* begin *
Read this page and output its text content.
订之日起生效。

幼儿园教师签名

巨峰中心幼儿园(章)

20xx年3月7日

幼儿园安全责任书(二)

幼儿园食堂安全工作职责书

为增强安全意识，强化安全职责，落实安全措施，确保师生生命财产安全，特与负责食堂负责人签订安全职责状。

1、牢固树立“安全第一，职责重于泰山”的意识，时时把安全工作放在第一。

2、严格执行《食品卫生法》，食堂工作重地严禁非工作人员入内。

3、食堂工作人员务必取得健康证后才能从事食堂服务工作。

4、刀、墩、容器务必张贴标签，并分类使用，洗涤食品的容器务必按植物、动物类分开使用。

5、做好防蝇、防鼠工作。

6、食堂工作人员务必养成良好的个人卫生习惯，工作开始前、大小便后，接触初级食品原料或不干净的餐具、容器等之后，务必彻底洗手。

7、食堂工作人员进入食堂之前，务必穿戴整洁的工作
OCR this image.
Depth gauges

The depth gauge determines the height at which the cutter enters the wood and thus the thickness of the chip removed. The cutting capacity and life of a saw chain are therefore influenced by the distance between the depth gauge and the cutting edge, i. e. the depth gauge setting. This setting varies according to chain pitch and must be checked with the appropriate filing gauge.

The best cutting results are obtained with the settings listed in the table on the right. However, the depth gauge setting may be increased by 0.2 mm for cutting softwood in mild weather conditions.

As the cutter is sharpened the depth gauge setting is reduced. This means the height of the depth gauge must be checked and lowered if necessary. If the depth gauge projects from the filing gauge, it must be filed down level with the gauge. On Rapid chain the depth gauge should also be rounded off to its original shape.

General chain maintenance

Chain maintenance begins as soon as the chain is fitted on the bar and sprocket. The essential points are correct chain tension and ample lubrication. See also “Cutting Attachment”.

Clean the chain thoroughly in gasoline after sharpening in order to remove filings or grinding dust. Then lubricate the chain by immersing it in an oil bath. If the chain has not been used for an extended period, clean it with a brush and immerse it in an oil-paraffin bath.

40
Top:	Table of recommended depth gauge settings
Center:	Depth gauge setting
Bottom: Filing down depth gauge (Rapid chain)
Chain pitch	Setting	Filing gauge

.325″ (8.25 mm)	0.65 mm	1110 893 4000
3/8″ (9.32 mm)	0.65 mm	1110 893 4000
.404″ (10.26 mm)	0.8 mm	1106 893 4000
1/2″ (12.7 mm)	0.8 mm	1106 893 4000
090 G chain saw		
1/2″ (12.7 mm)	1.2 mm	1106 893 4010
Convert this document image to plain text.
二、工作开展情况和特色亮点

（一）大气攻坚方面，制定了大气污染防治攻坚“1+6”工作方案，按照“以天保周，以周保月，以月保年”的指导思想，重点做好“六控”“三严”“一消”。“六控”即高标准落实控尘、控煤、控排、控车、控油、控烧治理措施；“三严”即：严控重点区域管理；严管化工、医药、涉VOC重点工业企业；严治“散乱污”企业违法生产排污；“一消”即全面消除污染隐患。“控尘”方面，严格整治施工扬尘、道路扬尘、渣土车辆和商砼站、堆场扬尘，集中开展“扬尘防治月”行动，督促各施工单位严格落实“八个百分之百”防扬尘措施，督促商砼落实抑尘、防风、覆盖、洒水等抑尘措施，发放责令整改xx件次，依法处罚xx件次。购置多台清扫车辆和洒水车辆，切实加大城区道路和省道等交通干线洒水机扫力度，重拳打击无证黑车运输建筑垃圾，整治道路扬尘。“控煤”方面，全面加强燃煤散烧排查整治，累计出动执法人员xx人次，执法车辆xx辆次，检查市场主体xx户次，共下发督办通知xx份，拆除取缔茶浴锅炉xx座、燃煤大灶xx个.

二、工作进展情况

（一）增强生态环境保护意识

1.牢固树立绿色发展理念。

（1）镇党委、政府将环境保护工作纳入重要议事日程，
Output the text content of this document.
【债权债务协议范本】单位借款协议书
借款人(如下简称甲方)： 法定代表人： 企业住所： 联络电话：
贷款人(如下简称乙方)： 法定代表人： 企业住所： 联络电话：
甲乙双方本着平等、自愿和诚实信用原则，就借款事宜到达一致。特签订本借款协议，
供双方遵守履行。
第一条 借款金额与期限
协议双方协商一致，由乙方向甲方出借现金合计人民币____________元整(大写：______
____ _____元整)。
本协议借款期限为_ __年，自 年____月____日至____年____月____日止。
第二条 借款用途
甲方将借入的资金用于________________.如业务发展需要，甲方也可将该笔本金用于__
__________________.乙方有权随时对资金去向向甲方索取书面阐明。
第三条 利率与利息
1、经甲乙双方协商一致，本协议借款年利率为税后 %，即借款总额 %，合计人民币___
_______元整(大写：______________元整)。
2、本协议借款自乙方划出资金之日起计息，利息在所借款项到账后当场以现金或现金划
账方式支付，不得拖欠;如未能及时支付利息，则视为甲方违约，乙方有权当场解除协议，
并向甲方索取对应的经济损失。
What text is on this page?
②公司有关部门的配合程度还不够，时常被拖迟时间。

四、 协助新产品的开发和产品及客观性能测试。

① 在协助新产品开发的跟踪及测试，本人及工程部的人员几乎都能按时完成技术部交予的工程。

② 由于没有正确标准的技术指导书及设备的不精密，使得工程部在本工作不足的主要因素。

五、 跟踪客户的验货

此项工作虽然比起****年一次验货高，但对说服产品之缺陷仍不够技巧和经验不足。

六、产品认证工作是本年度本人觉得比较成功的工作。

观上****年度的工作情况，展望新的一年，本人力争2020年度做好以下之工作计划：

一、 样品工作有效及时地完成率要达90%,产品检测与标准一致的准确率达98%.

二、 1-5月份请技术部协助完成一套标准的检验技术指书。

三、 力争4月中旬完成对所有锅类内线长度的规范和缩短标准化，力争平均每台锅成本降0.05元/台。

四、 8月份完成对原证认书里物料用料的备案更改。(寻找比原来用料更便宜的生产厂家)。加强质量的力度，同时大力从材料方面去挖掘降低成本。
* end *
Exercise:
Write out every entry above, word for word.

Final result:
Read this page and output its text content.
订之日起生效。

幼儿园教师签名

巨峰中心幼儿园(章)

20xx年3月7日

幼儿园安全责任书(二)

幼儿园食堂安全工作职责书

为增强安全意识，强化安全职责，落实安全措施，确保师生生命财产安全，特与负责食堂负责人签订安全职责状。

1、牢固树立“安全第一，职责重于泰山”的意识，时时把安全工作放在第一。

2、严格执行《食品卫生法》，食堂工作重地严禁非工作人员入内。

3、食堂工作人员务必取得健康证后才能从事食堂服务工作。

4、刀、墩、容器务必张贴标签，并分类使用，洗涤食品的容器务必按植物、动物类分开使用。

5、做好防蝇、防鼠工作。

6、食堂工作人员务必养成良好的个人卫生习惯，工作开始前、大小便后，接触初级食品原料或不干净的餐具、容器等之后，务必彻底洗手。

7、食堂工作人员进入食堂之前，务必穿戴整洁的工作
OCR this image.
Depth gauges

The depth gauge determines the height at which the cutter enters the wood and thus the thickness of the chip removed. The cutting capacity and life of a saw chain are therefore influenced by the distance between the depth gauge and the cutting edge, i. e. the depth gauge setting. This setting varies according to chain pitch and must be checked with the appropriate filing gauge.

The best cutting results are obtained with the settings listed in the table on the right. However, the depth gauge setting may be increased by 0.2 mm for cutting softwood in mild weather conditions.

As the cutter is sharpened the depth gauge setting is reduced. This means the height of the depth gauge must be checked and lowered if necessary. If the depth gauge projects from the filing gauge, it must be filed down level with the gauge. On Rapid chain the depth gauge should also be rounded off to its original shape.

General chain maintenance

Chain maintenance begins as soon as the chain is fitted on the bar and sprocket. The essential points are correct chain tension and ample lubrication. See also “Cutting Attachment”.

Clean the chain thoroughly in gasoline after sharpening in order to remove filings or grinding dust. Then lubricate the chain by immersing it in an oil bath. If the chain has not been used for an extended period, clean it with a brush and immerse it in an oil-paraffin bath.

40
Top:	Table of recommended depth gauge settings
Center:	Depth gauge setting
Bottom: Filing down depth gauge (Rapid chain)
Chain pitch	Setting	Filing gauge

.325″ (8.25 mm)	0.65 mm	1110 893 4000
3/8″ (9.32 mm)	0.65 mm	1110 893 4000
.404″ (10.26 mm)	0.8 mm	1106 893 4000
1/2″ (12.7 mm)	0.8 mm	1106 893 4000
090 G chain saw		
1/2″ (12.7 mm)	1.2 mm	1106 893 4010
Convert this document image to plain text.
二、工作开展情况和特色亮点

（一）大气攻坚方面，制定了大气污染防治攻坚“1+6”工作方案，按照“以天保周，以周保月，以月保年”的指导思想，重点做好“六控”“三严”“一消”。“六控”即高标准落实控尘、控煤、控排、控车、控油、控烧治理措施；“三严”即：严控重点区域管理；严管化工、医药、涉VOC重点工业企业；严治“散乱污”企业违法生产排污；“一消”即全面消除污染隐患。“控尘”方面，严格整治施工扬尘、道路扬尘、渣土车辆和商砼站、堆场扬尘，集中开展“扬尘防治月”行动，督促各施工单位严格落实“八个百分之百”防扬尘措施，督促商砼落实抑尘、防风、覆盖、洒水等抑尘措施，发放责令整改xx件次，依法处罚xx件次。购置多台清扫车辆和洒水车辆，切实加大城区道路和省道等交通干线洒水机扫力度，重拳打击无证黑车运输建筑垃圾，整治道路扬尘。“控煤”方面，全面加强燃煤散烧排查整治，累计出动执法人员xx人次，执法车辆xx辆次，检查市场主体xx户次，共下发督办通知xx份，拆除取缔茶浴锅炉xx座、燃煤大灶xx个.

二、工作进展情况

（一）增强生态环境保护意识

1.牢固树立绿色发展理念。

（1）镇党委、政府将环境保护工作纳入重要议事日程，
Output the text content of this document.
【债权债务协议范本】单位借款协议书
借款人(如下简称甲方)： 法定代表人： 企业住所： 联络电话：
贷款人(如下简称乙方)： 法定代表人： 企业住所： 联络电话：
甲乙双方本着平等、自愿和诚实信用原则，就借款事宜到达一致。特签订本借款协议，
供双方遵守履行。
第一条 借款金额与期限
协议双方协商一致，由乙方向甲方出借现金合计人民币____________元整(大写：______
____ _____元整)。
本协议借款期限为_ __年，自 年____月____日至____年____月____日止。
第二条 借款用途
甲方将借入的资金用于________________.如业务发展需要，甲方也可将该笔本金用于__
__________________.乙方有权随时对资金去向向甲方索取书面阐明。
第三条 利率与利息
1、经甲乙双方协商一致，本协议借款年利率为税后 %，即借款总额 %，合计人民币___
_______元整(大写：______________元整)。
2、本协议借款自乙方划出资金之日起计息，利息在所借款项到账后当场以现金或现金划
账方式支付，不得拖欠;如未能及时支付利息，则视为甲方违约，乙方有权当场解除协议，
并向甲方索取对应的经济损失。
What text is on this page?
②公司有关部门的配合程度还不够，时常被拖迟时间。

四、 协助新产品的开发和产品及客观性能测试。

① 在协助新产品开发的跟踪及测试，本人及工程部的人员几乎都能按时完成技术部交予的工程。

② 由于没有正确标准的技术指导书及设备的不精密，使得工程部在本工作不足的主要因素。

五、 跟踪客户的验货

此项工作虽然比起****年一次验货高，但对说服产品之缺陷仍不够技巧和经验不足。

六、产品认证工作是本年度本人觉得比较成功的工作。

观上****年度的工作情况，展望新的一年，本人力争2020年度做好以下之工作计划：

一、 样品工作有效及时地完成率要达90%,产品检测与标准一致的准确率达98%.

二、 1-5月份请技术部协助完成一套标准的检验技术指书。

三、 力争4月中旬完成对所有锅类内线长度的规范和缩短标准化，力争平均每台锅成本降0.05元/台。

四、 8月份完成对原证认书里物料用料的备案更改。(寻找比原来用料更便宜的生产厂家)。加强质量的力度，同时大力从材料方面去挖掘降低成本。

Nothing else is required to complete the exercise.